Dataset entries:
====

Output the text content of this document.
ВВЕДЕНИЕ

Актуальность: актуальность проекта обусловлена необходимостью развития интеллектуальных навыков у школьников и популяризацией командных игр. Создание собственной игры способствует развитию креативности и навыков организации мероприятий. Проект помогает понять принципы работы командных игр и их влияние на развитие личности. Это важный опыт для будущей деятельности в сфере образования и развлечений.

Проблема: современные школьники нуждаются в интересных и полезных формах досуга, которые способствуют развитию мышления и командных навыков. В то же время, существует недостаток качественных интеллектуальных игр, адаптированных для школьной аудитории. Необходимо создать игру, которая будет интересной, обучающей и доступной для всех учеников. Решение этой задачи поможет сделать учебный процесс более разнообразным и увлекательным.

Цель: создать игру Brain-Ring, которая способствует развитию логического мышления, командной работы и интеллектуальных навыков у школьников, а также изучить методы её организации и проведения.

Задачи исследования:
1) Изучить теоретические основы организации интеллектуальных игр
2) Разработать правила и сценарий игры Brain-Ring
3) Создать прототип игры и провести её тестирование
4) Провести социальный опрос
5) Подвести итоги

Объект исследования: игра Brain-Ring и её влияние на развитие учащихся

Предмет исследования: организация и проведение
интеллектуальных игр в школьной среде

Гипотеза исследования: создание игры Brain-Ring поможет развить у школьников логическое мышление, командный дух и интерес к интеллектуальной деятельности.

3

====

> AIM: Extract every line containing the string "школьной" from the material.

> RESULT FOR THIS EXERCISE:
Проблема: современные школьники нуждаются в интересных и полезных формах досуга, которые способствуют развитию мышления и командных навыков. В то же время, существует недостаток качественных интеллектуальных игр, адаптированных для школьной аудитории. Необходимо создать игру, которая будет интересной, обучающей и доступной для всех учеников. Решение этой задачи поможет сделать учебный процесс более разнообразным и увлекательным.
интеллектуальных игр в школьной среде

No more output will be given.